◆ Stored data
☆ ☆ ☆ ☆ ☆

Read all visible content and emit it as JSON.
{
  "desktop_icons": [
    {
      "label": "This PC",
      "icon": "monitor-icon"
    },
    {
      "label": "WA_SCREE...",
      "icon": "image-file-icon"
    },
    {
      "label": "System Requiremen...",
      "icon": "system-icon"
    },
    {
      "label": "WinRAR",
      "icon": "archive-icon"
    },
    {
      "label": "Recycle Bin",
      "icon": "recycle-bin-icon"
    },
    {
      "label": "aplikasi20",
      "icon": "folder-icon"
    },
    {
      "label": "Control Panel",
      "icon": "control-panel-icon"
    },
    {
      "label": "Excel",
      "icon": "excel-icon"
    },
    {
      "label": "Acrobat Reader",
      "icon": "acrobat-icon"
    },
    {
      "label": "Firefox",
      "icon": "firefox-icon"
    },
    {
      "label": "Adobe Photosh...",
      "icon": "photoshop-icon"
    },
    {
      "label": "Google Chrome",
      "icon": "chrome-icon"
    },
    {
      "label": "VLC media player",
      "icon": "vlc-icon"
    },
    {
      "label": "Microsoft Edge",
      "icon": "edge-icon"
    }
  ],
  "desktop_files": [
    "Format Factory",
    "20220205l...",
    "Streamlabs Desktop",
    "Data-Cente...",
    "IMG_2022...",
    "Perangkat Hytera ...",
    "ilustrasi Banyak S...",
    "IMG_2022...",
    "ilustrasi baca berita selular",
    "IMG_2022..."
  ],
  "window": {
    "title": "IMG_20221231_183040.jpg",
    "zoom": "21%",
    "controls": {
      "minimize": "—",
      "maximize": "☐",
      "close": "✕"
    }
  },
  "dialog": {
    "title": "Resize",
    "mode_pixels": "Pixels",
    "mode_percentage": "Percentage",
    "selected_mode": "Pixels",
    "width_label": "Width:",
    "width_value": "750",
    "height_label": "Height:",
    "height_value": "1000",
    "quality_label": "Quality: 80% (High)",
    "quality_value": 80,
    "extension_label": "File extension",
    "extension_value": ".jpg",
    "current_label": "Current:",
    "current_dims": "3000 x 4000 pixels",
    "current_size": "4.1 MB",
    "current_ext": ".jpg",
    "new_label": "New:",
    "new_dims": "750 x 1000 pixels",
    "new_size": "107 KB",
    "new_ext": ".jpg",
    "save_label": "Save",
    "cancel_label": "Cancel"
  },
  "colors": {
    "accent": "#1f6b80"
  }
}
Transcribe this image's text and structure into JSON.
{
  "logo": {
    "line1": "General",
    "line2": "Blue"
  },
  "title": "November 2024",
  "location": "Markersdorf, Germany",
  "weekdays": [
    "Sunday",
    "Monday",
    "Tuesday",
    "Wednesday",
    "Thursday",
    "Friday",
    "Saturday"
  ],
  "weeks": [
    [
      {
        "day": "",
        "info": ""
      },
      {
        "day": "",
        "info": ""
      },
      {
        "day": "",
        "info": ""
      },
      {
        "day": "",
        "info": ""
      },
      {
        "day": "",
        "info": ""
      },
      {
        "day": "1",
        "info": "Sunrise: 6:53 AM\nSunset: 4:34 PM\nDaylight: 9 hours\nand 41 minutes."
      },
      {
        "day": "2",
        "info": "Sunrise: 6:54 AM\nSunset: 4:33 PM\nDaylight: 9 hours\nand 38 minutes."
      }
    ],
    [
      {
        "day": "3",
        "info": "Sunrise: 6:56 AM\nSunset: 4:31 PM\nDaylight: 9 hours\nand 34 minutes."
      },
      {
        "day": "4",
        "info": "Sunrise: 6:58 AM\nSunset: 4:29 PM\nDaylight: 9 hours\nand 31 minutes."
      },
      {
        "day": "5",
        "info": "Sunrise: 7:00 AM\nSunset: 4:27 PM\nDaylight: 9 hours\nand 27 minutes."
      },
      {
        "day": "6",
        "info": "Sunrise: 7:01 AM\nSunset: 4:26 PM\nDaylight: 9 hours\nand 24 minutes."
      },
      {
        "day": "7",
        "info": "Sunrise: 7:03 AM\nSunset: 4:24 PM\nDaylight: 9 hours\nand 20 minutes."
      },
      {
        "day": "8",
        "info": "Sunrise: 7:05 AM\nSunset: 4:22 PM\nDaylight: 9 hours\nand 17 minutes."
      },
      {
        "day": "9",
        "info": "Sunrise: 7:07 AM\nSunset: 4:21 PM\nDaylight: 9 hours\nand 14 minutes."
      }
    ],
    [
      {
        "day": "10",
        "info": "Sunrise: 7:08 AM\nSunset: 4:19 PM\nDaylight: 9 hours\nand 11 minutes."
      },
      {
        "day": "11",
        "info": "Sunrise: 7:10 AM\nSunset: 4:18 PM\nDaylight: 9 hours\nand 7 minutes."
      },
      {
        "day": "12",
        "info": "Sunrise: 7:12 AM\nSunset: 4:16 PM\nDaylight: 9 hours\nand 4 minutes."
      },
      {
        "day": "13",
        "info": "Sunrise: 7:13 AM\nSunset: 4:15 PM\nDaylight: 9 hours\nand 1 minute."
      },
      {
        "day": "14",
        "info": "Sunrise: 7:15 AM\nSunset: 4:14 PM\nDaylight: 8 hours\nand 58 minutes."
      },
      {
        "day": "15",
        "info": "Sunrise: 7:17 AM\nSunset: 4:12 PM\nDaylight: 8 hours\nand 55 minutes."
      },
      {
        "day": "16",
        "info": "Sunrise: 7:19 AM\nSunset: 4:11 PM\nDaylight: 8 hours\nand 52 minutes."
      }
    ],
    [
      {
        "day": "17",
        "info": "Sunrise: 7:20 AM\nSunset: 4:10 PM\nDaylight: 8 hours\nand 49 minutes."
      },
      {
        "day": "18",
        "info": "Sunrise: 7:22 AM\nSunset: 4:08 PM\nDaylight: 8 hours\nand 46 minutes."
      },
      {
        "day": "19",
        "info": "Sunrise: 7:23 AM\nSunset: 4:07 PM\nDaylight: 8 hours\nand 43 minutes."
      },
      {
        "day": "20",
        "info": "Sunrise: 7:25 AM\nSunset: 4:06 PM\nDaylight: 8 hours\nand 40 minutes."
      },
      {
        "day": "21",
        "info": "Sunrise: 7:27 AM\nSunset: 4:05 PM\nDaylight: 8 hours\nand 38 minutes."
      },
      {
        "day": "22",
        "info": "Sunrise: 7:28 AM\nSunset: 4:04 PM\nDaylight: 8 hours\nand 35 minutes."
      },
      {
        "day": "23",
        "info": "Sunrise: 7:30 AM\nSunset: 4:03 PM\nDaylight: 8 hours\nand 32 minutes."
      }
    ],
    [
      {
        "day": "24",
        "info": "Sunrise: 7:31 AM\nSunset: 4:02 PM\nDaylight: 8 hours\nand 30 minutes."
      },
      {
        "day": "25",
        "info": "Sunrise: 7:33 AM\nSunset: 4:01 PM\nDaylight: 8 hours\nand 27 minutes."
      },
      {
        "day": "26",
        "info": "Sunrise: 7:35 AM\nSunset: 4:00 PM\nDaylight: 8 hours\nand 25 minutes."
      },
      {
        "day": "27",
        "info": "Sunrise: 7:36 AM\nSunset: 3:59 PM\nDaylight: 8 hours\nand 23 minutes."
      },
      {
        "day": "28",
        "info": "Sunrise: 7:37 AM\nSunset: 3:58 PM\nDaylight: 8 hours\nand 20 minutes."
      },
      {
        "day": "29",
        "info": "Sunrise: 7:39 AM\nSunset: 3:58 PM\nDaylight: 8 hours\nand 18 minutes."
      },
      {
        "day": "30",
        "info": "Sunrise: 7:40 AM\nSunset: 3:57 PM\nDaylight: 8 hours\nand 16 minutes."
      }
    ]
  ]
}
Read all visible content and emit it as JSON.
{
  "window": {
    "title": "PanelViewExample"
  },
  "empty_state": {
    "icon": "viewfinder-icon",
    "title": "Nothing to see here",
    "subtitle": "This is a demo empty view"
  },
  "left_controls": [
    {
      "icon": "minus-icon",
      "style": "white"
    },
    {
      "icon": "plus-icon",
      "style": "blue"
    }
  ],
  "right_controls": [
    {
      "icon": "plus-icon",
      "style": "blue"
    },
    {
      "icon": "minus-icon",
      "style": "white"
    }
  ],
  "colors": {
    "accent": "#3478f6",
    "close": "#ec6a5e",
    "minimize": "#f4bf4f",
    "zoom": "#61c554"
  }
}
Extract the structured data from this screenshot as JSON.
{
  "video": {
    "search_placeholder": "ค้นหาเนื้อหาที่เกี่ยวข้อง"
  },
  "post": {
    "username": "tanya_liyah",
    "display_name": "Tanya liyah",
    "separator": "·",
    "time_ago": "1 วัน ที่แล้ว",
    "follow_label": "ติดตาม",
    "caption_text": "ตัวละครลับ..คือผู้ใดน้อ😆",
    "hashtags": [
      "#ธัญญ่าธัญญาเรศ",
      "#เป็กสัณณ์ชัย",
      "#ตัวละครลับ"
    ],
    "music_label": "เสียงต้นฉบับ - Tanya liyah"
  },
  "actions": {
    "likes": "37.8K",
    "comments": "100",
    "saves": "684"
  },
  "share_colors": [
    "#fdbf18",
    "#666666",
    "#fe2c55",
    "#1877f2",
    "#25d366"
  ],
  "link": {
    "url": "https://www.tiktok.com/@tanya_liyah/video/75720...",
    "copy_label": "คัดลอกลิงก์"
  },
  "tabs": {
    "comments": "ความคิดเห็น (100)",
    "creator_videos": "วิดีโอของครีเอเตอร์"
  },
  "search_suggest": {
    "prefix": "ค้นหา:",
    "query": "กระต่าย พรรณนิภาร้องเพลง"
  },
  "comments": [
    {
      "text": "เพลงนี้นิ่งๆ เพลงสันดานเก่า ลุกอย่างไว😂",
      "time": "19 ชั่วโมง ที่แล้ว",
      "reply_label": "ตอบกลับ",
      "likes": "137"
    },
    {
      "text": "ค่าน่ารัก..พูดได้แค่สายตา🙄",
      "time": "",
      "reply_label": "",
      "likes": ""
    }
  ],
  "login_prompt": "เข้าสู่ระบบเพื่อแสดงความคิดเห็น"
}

☆ ☆ ☆ ☆ ☆

Copy out every line from the data above that has "comments" in it.

    "comments": "100",
    "comments": "ความคิดเห็น (100)",
  "comments": [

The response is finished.